┌──
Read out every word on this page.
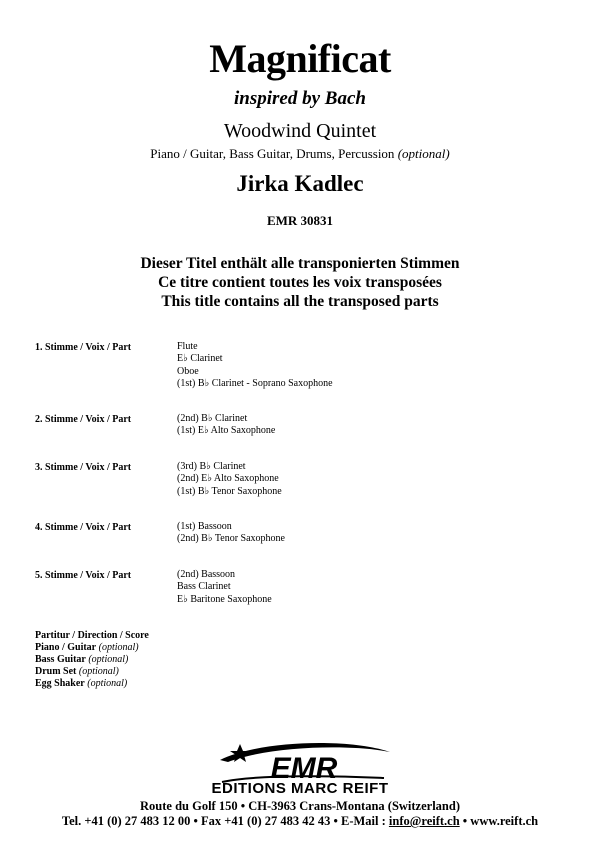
Magnificat
inspired by Bach
Woodwind Quintet
Piano / Guitar, Bass Guitar, Drums, Percussion (optional)
Jirka Kadlec
EMR 30831
Dieser Titel enthält alle transponierten Stimmen
Ce titre contient toutes les voix transposées
This title contains all the transposed parts
1. Stimme / Voix / Part	Flute
E♭ Clarinet
Oboe
(1st) B♭ Clarinet - Soprano Saxophone
2. Stimme / Voix / Part	(2nd) B♭ Clarinet
(1st) E♭ Alto Saxophone
3. Stimme / Voix / Part	(3rd) B♭ Clarinet
(2nd) E♭ Alto Saxophone
(1st) B♭ Tenor Saxophone
4. Stimme / Voix / Part	(1st) Bassoon
(2nd) B♭ Tenor Saxophone
5. Stimme / Voix / Part	(2nd) Bassoon
Bass Clarinet
E♭ Baritone Saxophone
Partitur / Direction / Score
Piano / Guitar (optional)
Bass Guitar (optional)
Drum Set (optional)
Egg Shaker (optional)
EMR
EDITIONS MARC REIFT
Route du Golf 150 • CH-3963 Crans-Montana (Switzerland)
Tel. +41 (0) 27 483 12 00 • Fax +41 (0) 27 483 42 43 • E-Mail : info@reift.ch • www.reift.ch
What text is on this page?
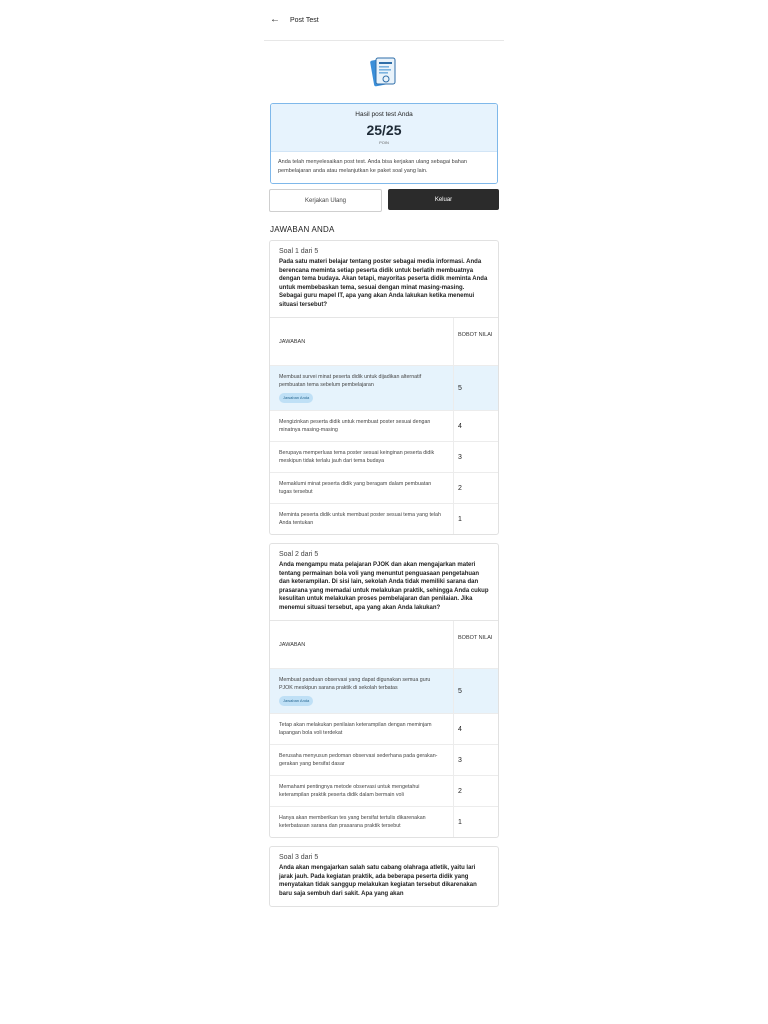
← Post Test
Hasil post test Anda
25/25
POIN
Anda telah menyelesaikan post test. Anda bisa kerjakan ulang sebagai bahan pembelajaran anda atau melanjutkan ke paket soal yang lain.
Kerjakan Ulang	Keluar
JAWABAN ANDA
Soal 1 dari 5
Pada satu materi belajar tentang poster sebagai media informasi. Anda berencana meminta setiap peserta didik untuk berlatih membuatnya dengan tema budaya. Akan tetapi, mayoritas peserta didik meminta Anda untuk membebaskan tema, sesuai dengan minat masing-masing. Sebagai guru mapel IT, apa yang akan Anda lakukan ketika menemui situasi tersebut?
JAWABAN
BOBOT NILAI
Membuat survei minat peserta didik untuk dijadikan alternatif pembuatan tema sebelum pembelajaran
Jawaban Anda
5
Mengizinkan peserta didik untuk membuat poster sesuai dengan minatnya masing-masing
4
Berupaya memperluas tema poster sesuai keinginan peserta didik meskipun tidak terlalu jauh dari tema budaya
3
Memaklumi minat peserta didik yang beragam dalam pembuatan tugas tersebut
2
Meminta peserta didik untuk membuat poster sesuai tema yang telah Anda tentukan
1
Soal 2 dari 5
Anda mengampu mata pelajaran PJOK dan akan mengajarkan materi tentang permainan bola voli yang menuntut penguasaan pengetahuan dan keterampilan. Di sisi lain, sekolah Anda tidak memiliki sarana dan prasarana yang memadai untuk melakukan praktik, sehingga Anda cukup kesulitan untuk melakukan proses pembelajaran dan penilaian. Jika menemui situasi tersebut, apa yang akan Anda lakukan?
JAWABAN
BOBOT NILAI
Membuat panduan observasi yang dapat digunakan semua guru PJOK meskipun sarana praktik di sekolah terbatas
Jawaban Anda
5
Tetap akan melakukan penilaian keterampilan dengan meminjam lapangan bola voli terdekat
4
Berusaha menyusun pedoman observasi sederhana pada gerakan-gerakan yang bersifat dasar
3
Memahami pentingnya metode observasi untuk mengetahui keterampilan praktik peserta didik dalam bermain voli
2
Hanya akan memberikan tes yang bersifat tertulis dikarenakan keterbatasan sarana dan prasarana praktik tersebut
1
Soal 3 dari 5
Anda akan mengajarkan salah satu cabang olahraga atletik, yaitu lari jarak jauh. Pada kegiatan praktik, ada beberapa peserta didik yang menyatakan tidak sanggup melakukan kegiatan tersebut dikarenakan baru saja sembuh dari sakit. Apa yang akan
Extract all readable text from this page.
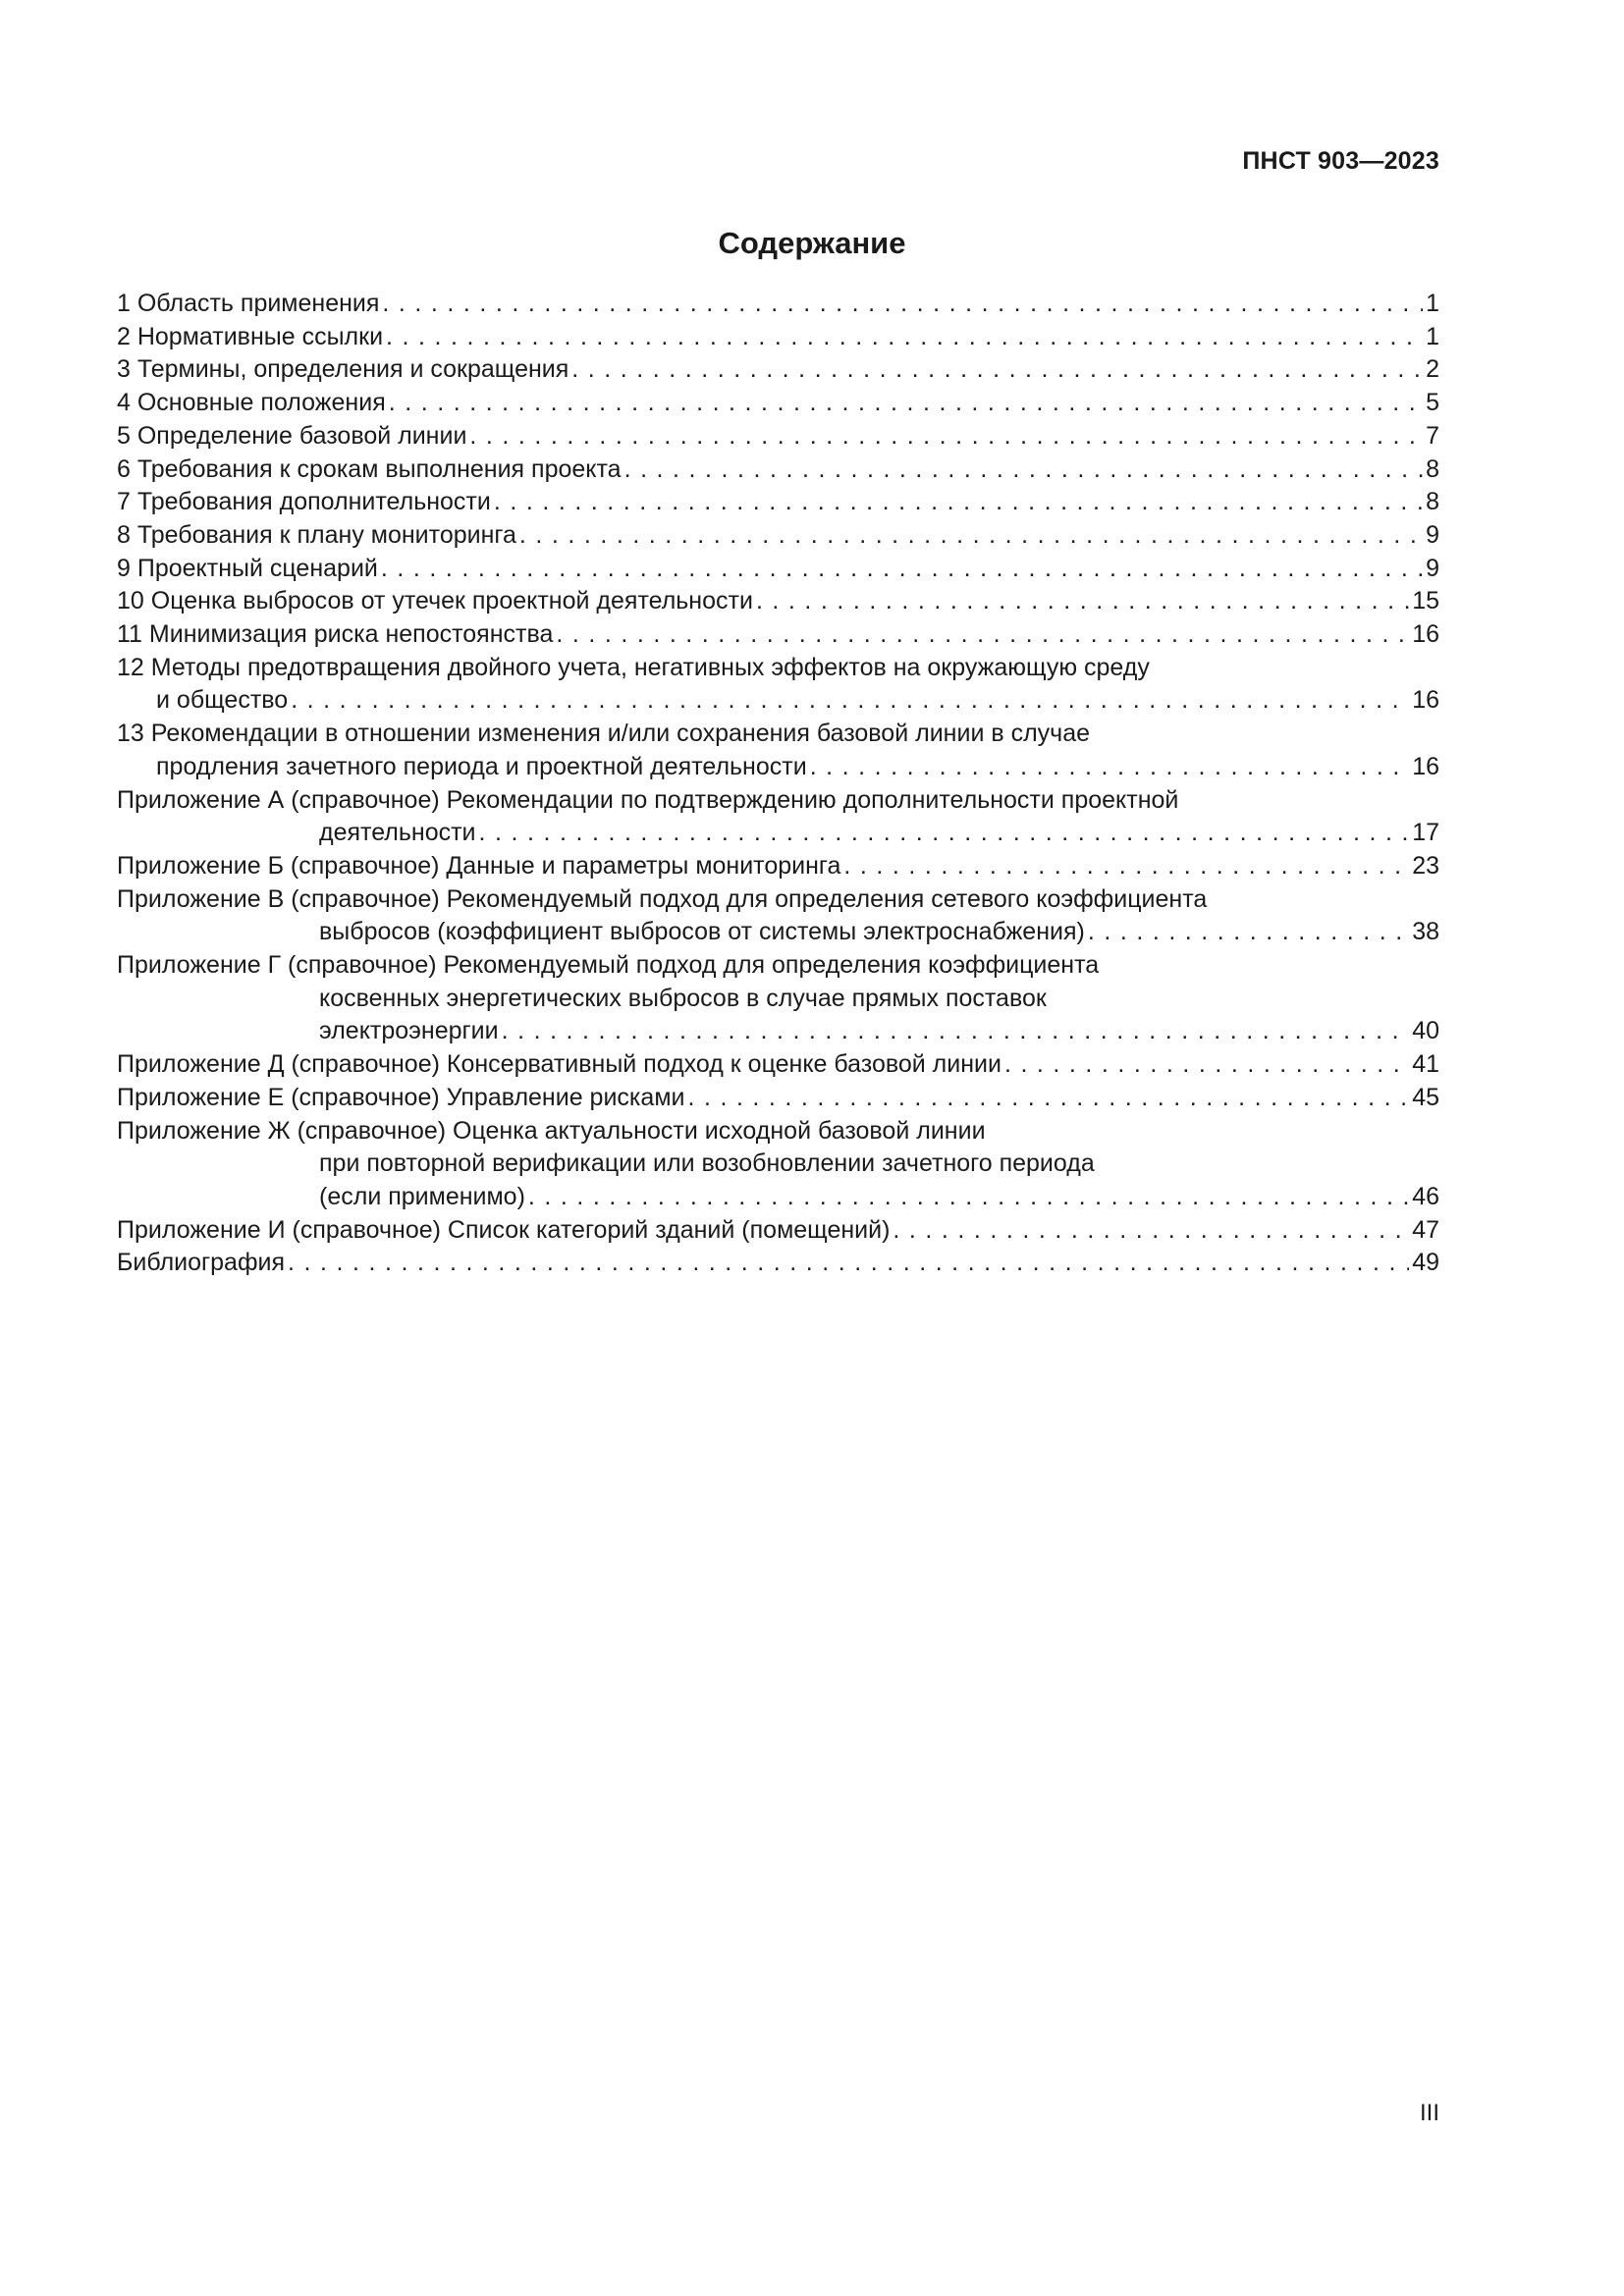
ПНСТ 903—2023
Содержание
1 Область применения . . .	1
2 Нормативные ссылки . . .	1
3 Термины, определения и сокращения . . .	2
4 Основные положения . . .	5
5 Определение базовой линии . . .	7
6 Требования к срокам выполнения проекта . . .	8
7 Требования дополнительности . . .	8
8 Требования к плану мониторинга . . .	9
9 Проектный сценарий . . .	9
10 Оценка выбросов от утечек проектной деятельности . . .	15
11 Минимизация риска непостоянства . . .	16
12 Методы предотвращения двойного учета, негативных эффектов на окружающую среду
и общество . . .	16
13 Рекомендации в отношении изменения и/или сохранения базовой линии в случае
продления зачетного периода и проектной деятельности . . .	16
Приложение А (справочное) Рекомендации по подтверждению дополнительности проектной
деятельности . . .	17
Приложение Б (справочное) Данные и параметры мониторинга . . .	23
Приложение В (справочное) Рекомендуемый подход для определения сетевого коэффициента
выбросов (коэффициент выбросов от системы электроснабжения) . . .	38
Приложение Г (справочное) Рекомендуемый подход для определения коэффициента
косвенных энергетических выбросов в случае прямых поставок
электроэнергии . . .	40
Приложение Д (справочное) Консервативный подход к оценке базовой линии . . .	41
Приложение Е (справочное) Управление рисками . . .	45
Приложение Ж (справочное) Оценка актуальности исходной базовой линии
при повторной верификации или возобновлении зачетного периода
(если применимо) . . .	46
Приложение И (справочное) Список категорий зданий (помещений) . . .	47
Библиография . . .	49
III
└──
(Task goal) The data should be printed again unchanged; leave its pictures out.

(Answer to this problem)
Read out every word on this page.
Magnificat
inspired by Bach
Woodwind Quintet
Piano / Guitar, Bass Guitar, Drums, Percussion (optional)
Jirka Kadlec
EMR 30831
Dieser Titel enthält alle transponierten Stimmen
Ce titre contient toutes les voix transposées
This title contains all the transposed parts
1. Stimme / Voix / Part	Flute
E♭ Clarinet
Oboe
(1st) B♭ Clarinet - Soprano Saxophone
2. Stimme / Voix / Part	(2nd) B♭ Clarinet
(1st) E♭ Alto Saxophone
3. Stimme / Voix / Part	(3rd) B♭ Clarinet
(2nd) E♭ Alto Saxophone
(1st) B♭ Tenor Saxophone
4. Stimme / Voix / Part	(1st) Bassoon
(2nd) B♭ Tenor Saxophone
5. Stimme / Voix / Part	(2nd) Bassoon
Bass Clarinet
E♭ Baritone Saxophone
Partitur / Direction / Score
Piano / Guitar (optional)
Bass Guitar (optional)
Drum Set (optional)
Egg Shaker (optional)
EMR
EDITIONS MARC REIFT
Route du Golf 150 • CH-3963 Crans-Montana (Switzerland)
Tel. +41 (0) 27 483 12 00 • Fax +41 (0) 27 483 42 43 • E-Mail : info@reift.ch • www.reift.ch
What text is on this page?
← Post Test
Hasil post test Anda
25/25
POIN
Anda telah menyelesaikan post test. Anda bisa kerjakan ulang sebagai bahan pembelajaran anda atau melanjutkan ke paket soal yang lain.
Kerjakan Ulang	Keluar
JAWABAN ANDA
Soal 1 dari 5
Pada satu materi belajar tentang poster sebagai media informasi. Anda berencana meminta setiap peserta didik untuk berlatih membuatnya dengan tema budaya. Akan tetapi, mayoritas peserta didik meminta Anda untuk membebaskan tema, sesuai dengan minat masing-masing. Sebagai guru mapel IT, apa yang akan Anda lakukan ketika menemui situasi tersebut?
JAWABAN
BOBOT NILAI
Membuat survei minat peserta didik untuk dijadikan alternatif pembuatan tema sebelum pembelajaran
Jawaban Anda
5
Mengizinkan peserta didik untuk membuat poster sesuai dengan minatnya masing-masing
4
Berupaya memperluas tema poster sesuai keinginan peserta didik meskipun tidak terlalu jauh dari tema budaya
3
Memaklumi minat peserta didik yang beragam dalam pembuatan tugas tersebut
2
Meminta peserta didik untuk membuat poster sesuai tema yang telah Anda tentukan
1
Soal 2 dari 5
Anda mengampu mata pelajaran PJOK dan akan mengajarkan materi tentang permainan bola voli yang menuntut penguasaan pengetahuan dan keterampilan. Di sisi lain, sekolah Anda tidak memiliki sarana dan prasarana yang memadai untuk melakukan praktik, sehingga Anda cukup kesulitan untuk melakukan proses pembelajaran dan penilaian. Jika menemui situasi tersebut, apa yang akan Anda lakukan?
JAWABAN
BOBOT NILAI
Membuat panduan observasi yang dapat digunakan semua guru PJOK meskipun sarana praktik di sekolah terbatas
Jawaban Anda
5
Tetap akan melakukan penilaian keterampilan dengan meminjam lapangan bola voli terdekat
4
Berusaha menyusun pedoman observasi sederhana pada gerakan-gerakan yang bersifat dasar
3
Memahami pentingnya metode observasi untuk mengetahui keterampilan praktik peserta didik dalam bermain voli
2
Hanya akan memberikan tes yang bersifat tertulis dikarenakan keterbatasan sarana dan prasarana praktik tersebut
1
Soal 3 dari 5
Anda akan mengajarkan salah satu cabang olahraga atletik, yaitu lari jarak jauh. Pada kegiatan praktik, ada beberapa peserta didik yang menyatakan tidak sanggup melakukan kegiatan tersebut dikarenakan baru saja sembuh dari sakit. Apa yang akan
Extract all readable text from this page.
ПНСТ 903—2023
Содержание
1 Область применения . . .	1
2 Нормативные ссылки . . .	1
3 Термины, определения и сокращения . . .	2
4 Основные положения . . .	5
5 Определение базовой линии . . .	7
6 Требования к срокам выполнения проекта . . .	8
7 Требования дополнительности . . .	8
8 Требования к плану мониторинга . . .	9
9 Проектный сценарий . . .	9
10 Оценка выбросов от утечек проектной деятельности . . .	15
11 Минимизация риска непостоянства . . .	16
12 Методы предотвращения двойного учета, негативных эффектов на окружающую среду
и общество . . .	16
13 Рекомендации в отношении изменения и/или сохранения базовой линии в случае
продления зачетного периода и проектной деятельности . . .	16
Приложение А (справочное) Рекомендации по подтверждению дополнительности проектной
деятельности . . .	17
Приложение Б (справочное) Данные и параметры мониторинга . . .	23
Приложение В (справочное) Рекомендуемый подход для определения сетевого коэффициента
выбросов (коэффициент выбросов от системы электроснабжения) . . .	38
Приложение Г (справочное) Рекомендуемый подход для определения коэффициента
косвенных энергетических выбросов в случае прямых поставок
электроэнергии . . .	40
Приложение Д (справочное) Консервативный подход к оценке базовой линии . . .	41
Приложение Е (справочное) Управление рисками . . .	45
Приложение Ж (справочное) Оценка актуальности исходной базовой линии
при повторной верификации или возобновлении зачетного периода
(если применимо) . . .	46
Приложение И (справочное) Список категорий зданий (помещений) . . .	47
Библиография . . .	49
III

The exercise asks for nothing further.